Task directions:
Look through the records below and collect all lines that hold the string "底层模型".

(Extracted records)
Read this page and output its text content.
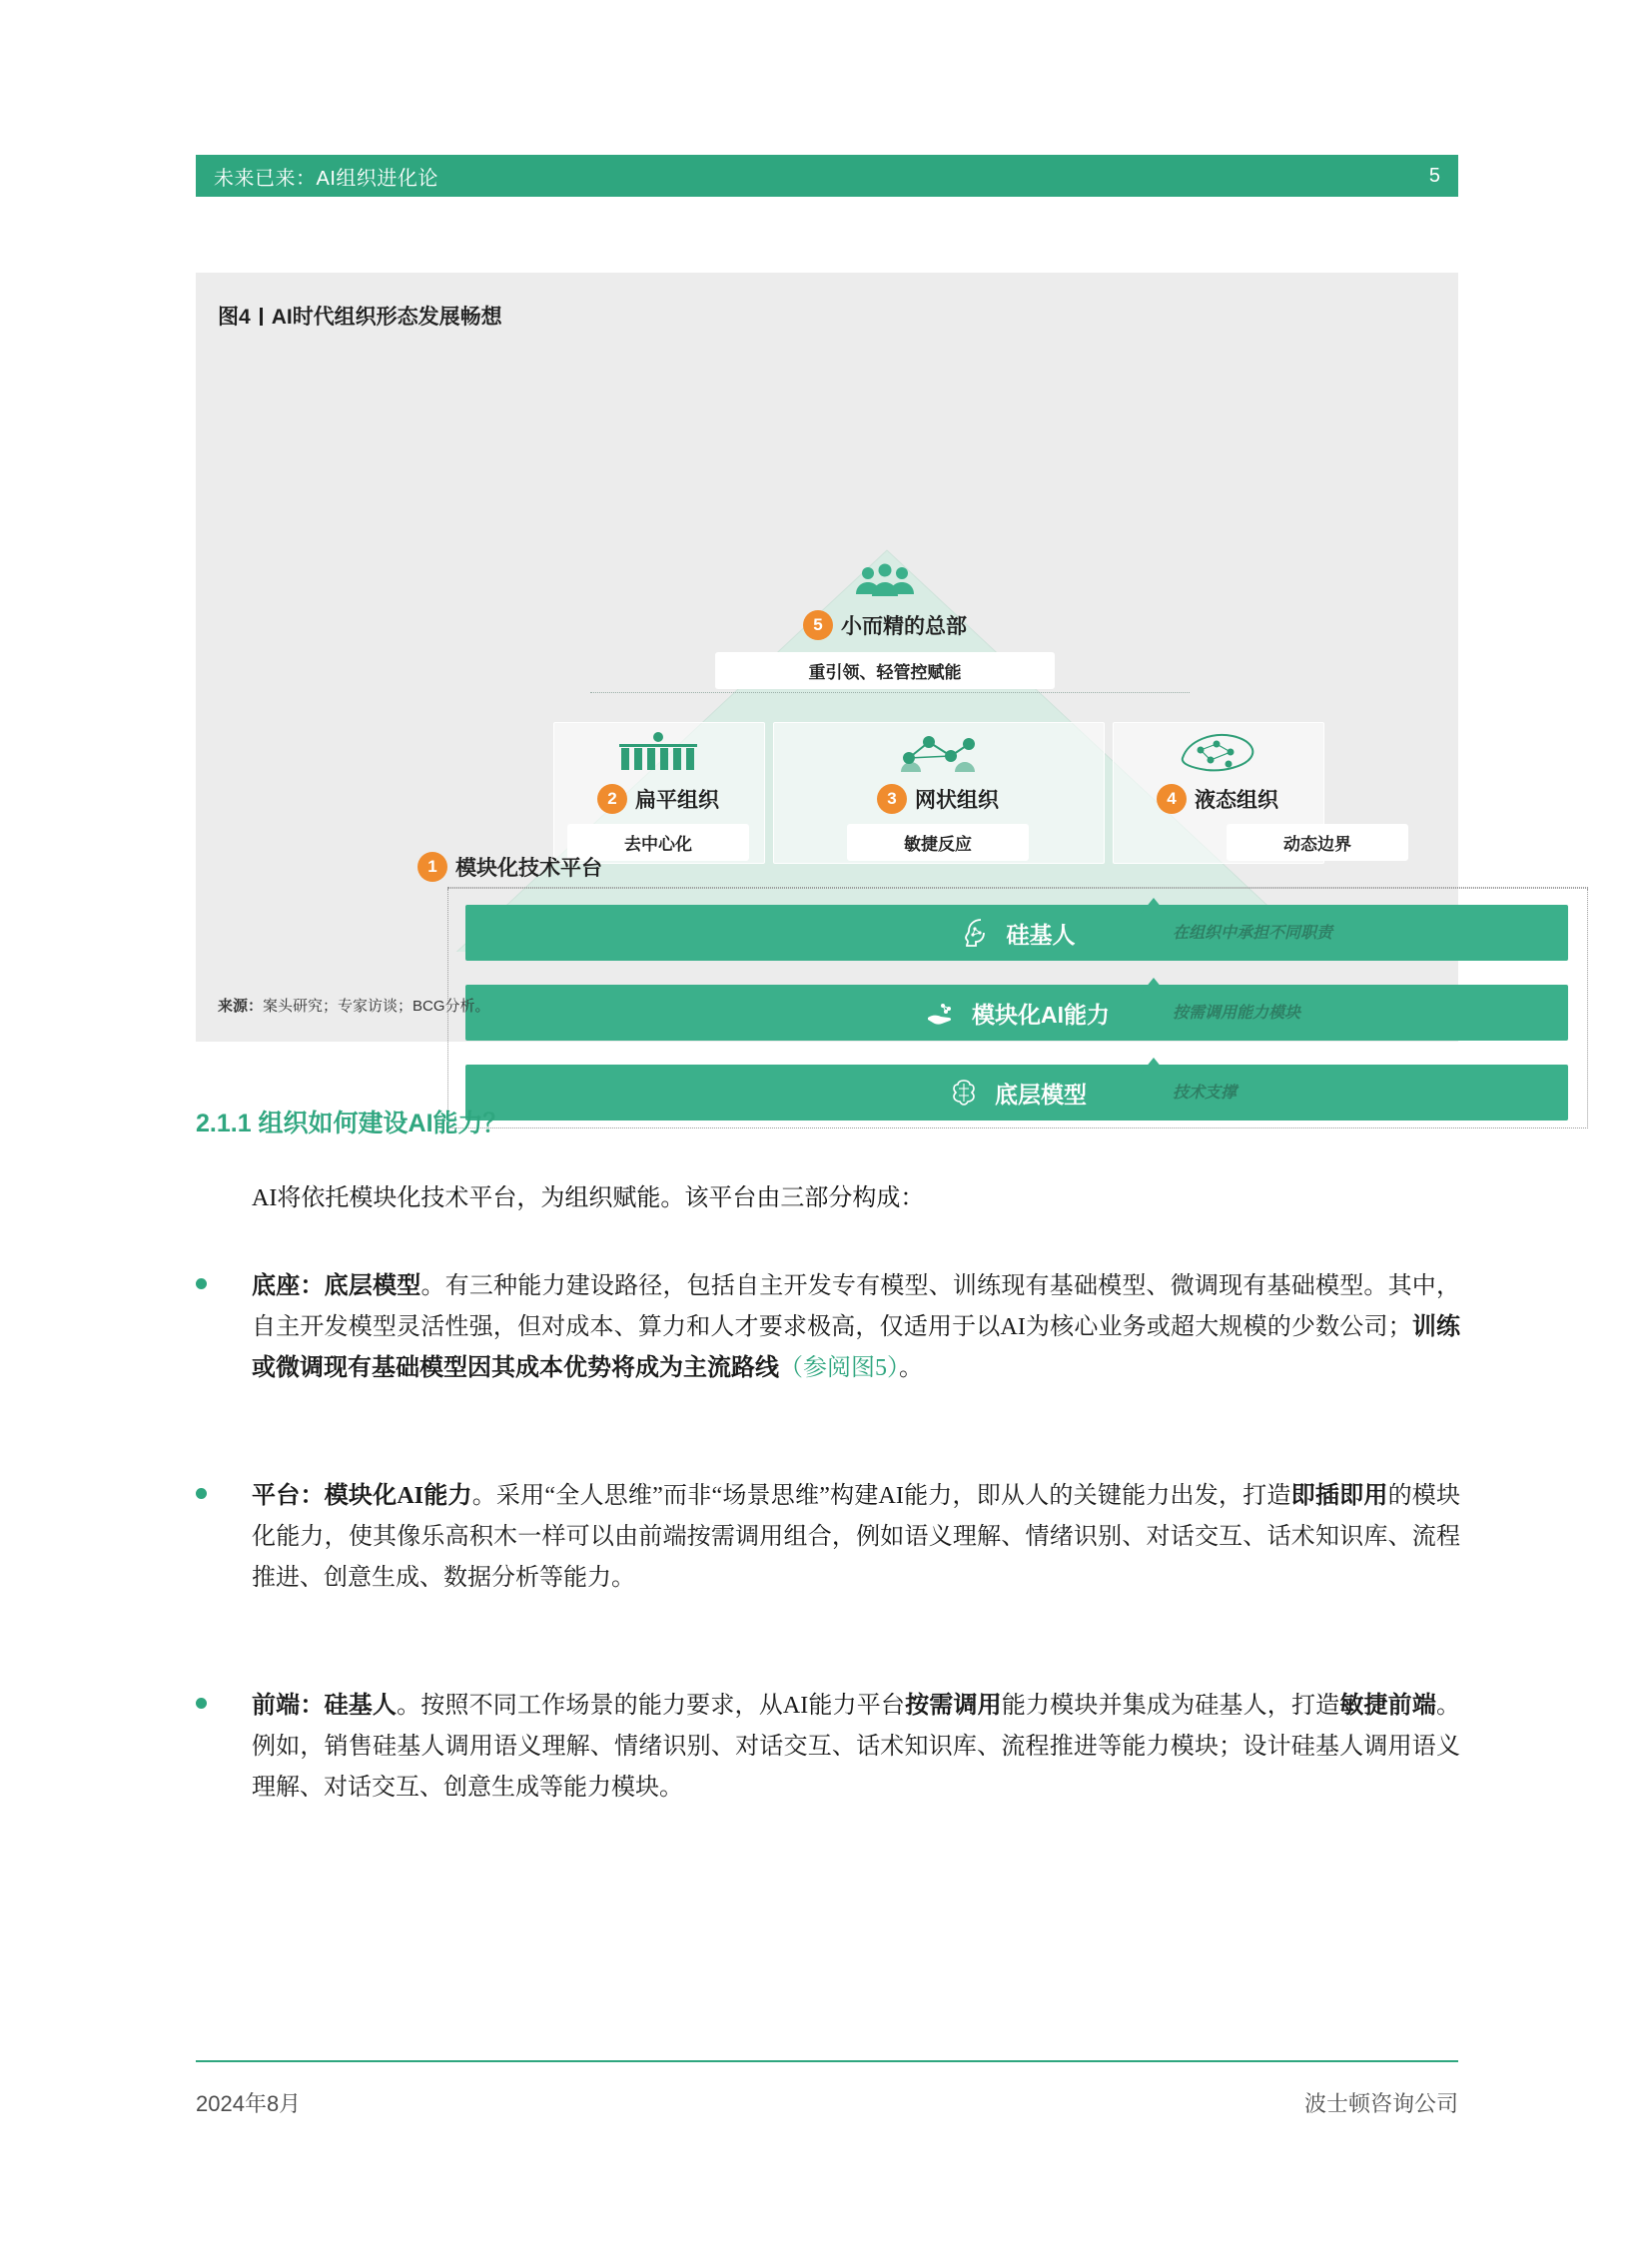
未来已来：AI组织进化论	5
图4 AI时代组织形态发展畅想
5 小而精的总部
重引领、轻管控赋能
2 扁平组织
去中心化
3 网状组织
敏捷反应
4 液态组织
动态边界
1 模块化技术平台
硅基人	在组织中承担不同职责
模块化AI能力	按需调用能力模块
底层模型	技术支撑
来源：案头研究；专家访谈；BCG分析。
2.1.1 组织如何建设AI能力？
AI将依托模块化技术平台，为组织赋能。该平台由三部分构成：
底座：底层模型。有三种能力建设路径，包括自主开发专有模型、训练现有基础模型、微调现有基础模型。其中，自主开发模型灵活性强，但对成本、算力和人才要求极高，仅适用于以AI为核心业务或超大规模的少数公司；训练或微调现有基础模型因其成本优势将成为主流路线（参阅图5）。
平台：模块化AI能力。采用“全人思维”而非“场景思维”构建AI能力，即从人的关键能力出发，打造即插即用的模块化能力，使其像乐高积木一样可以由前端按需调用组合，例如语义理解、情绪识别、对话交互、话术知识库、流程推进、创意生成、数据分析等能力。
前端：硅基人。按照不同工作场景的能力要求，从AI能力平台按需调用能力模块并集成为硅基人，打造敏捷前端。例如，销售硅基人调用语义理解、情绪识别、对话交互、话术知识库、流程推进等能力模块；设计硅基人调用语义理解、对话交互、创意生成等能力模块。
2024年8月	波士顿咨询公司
...
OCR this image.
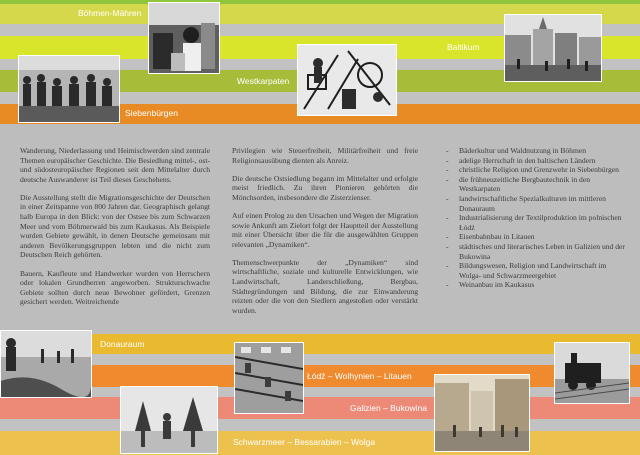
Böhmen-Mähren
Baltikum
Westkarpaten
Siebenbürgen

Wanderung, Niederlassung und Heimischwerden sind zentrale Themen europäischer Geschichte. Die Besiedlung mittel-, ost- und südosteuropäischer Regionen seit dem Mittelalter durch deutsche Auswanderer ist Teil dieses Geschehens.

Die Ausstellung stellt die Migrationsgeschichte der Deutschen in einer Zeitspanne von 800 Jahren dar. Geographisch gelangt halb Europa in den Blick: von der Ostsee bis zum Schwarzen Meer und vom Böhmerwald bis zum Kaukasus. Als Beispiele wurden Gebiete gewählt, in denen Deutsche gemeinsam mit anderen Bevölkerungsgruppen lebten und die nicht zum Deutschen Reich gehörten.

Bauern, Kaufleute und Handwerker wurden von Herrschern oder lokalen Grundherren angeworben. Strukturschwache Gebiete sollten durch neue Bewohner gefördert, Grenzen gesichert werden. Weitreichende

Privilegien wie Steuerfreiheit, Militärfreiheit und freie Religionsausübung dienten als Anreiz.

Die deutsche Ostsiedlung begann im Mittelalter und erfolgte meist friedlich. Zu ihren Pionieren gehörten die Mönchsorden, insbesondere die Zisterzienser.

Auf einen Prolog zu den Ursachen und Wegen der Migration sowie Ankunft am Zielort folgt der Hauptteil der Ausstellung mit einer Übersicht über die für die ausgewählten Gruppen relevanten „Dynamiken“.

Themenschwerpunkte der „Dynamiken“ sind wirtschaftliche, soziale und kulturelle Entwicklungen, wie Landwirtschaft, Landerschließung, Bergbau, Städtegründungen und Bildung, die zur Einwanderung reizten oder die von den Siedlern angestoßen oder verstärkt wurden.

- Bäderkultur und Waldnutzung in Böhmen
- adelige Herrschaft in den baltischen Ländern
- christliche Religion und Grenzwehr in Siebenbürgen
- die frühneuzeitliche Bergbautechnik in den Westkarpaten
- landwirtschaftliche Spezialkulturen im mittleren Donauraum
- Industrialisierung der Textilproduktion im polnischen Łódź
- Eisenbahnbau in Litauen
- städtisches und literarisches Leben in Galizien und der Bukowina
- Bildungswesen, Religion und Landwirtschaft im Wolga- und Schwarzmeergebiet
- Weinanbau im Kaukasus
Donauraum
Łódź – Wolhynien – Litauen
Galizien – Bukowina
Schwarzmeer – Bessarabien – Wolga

Task result:
底层模型	技术支撑
底座：底层模型。有三种能力建设路径，包括自主开发专有模型、训练现有基础模型、微调现有基础模型。其中，自主开发模型灵活性强，但对成本、算力和人才要求极高，仅适用于以AI为核心业务或超大规模的少数公司；训练或微调现有基础模型因其成本优势将成为主流路线（参阅图5）。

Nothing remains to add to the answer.